### EXERCISE
Turn every line of the listing below into a Markdown table with two columns, Row and Entry. Put a running row number in Row and the line itself in Entry, and leave out any blank lines.

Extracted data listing

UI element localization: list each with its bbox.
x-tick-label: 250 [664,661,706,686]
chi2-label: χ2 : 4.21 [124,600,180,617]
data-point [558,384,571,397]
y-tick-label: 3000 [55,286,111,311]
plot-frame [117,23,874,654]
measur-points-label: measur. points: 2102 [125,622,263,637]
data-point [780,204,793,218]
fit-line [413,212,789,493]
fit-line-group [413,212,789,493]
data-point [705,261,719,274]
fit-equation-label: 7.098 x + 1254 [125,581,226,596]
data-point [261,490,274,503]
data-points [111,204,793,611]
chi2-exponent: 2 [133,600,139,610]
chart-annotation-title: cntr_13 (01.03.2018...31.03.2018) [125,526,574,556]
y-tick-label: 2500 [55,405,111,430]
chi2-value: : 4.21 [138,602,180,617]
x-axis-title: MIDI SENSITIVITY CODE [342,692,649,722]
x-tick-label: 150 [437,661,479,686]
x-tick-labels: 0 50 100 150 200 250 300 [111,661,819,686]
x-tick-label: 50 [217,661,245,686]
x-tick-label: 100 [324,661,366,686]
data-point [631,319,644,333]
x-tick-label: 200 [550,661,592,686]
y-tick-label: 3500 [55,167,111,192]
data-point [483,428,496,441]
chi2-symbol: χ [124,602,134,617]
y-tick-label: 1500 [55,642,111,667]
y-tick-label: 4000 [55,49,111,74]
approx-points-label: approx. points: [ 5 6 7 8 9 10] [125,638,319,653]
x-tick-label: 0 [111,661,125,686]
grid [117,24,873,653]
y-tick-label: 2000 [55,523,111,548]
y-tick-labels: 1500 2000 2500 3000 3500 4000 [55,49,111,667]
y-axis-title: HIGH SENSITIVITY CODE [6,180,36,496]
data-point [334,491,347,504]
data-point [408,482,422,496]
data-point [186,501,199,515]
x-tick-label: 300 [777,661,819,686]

### THE RESULT
| Row | Entry |
|---|---|
| 1 | UI element localization: list each with its bbox. |
| 2 | x-tick-label: 250 [664,661,706,686] |
| 3 | chi2-label: χ2 : 4.21 [124,600,180,617] |
| 4 | data-point [558,384,571,397] |
| 5 | y-tick-label: 3000 [55,286,111,311] |
| 6 | plot-frame [117,23,874,654] |
| 7 | measur-points-label: measur. points: 2102 [125,622,263,637] |
| 8 | data-point [780,204,793,218] |
| 9 | fit-line [413,212,789,493] |
| 10 | fit-line-group [413,212,789,493] |
| 11 | data-point [705,261,719,274] |
| 12 | fit-equation-label: 7.098 x + 1254 [125,581,226,596] |
| 13 | data-point [261,490,274,503] |
| 14 | data-points [111,204,793,611] |
| 15 | chi2-exponent: 2 [133,600,139,610] |
| 16 | chart-annotation-title: cntr_13 (01.03.2018...31.03.2018) [125,526,574,556] |
| 17 | y-tick-label: 2500 [55,405,111,430] |
| 18 | chi2-value: : 4.21 [138,602,180,617] |
| 19 | x-axis-title: MIDI SENSITIVITY CODE [342,692,649,722] |
| 20 | x-tick-label: 150 [437,661,479,686] |
| 21 | x-tick-labels: 0 50 100 150 200 250 300 [111,661,819,686] |
| 22 | x-tick-label: 50 [217,661,245,686] |
| 23 | x-tick-label: 100 [324,661,366,686] |
| 24 | data-point [631,319,644,333] |
| 25 | x-tick-label: 200 [550,661,592,686] |
| 26 | y-tick-label: 3500 [55,167,111,192] |
| 27 | data-point [483,428,496,441] |
| 28 | chi2-symbol: χ [124,602,134,617] |
| 29 | y-tick-label: 1500 [55,642,111,667] |
| 30 | y-tick-label: 4000 [55,49,111,74] |
| 31 | approx-points-label: approx. points: [ 5 6 7 8 9 10] [125,638,319,653] |
| 32 | x-tick-label: 0 [111,661,125,686] |
| 33 | grid [117,24,873,653] |
| 34 | y-tick-label: 2000 [55,523,111,548] |
| 35 | y-tick-labels: 1500 2000 2500 3000 3500 4000 [55,49,111,667] |
| 36 | y-axis-title: HIGH SENSITIVITY CODE [6,180,36,496] |
| 37 | data-point [334,491,347,504] |
| 38 | data-point [408,482,422,496] |
| 39 | data-point [186,501,199,515] |
| 40 | x-tick-label: 300 [777,661,819,686] |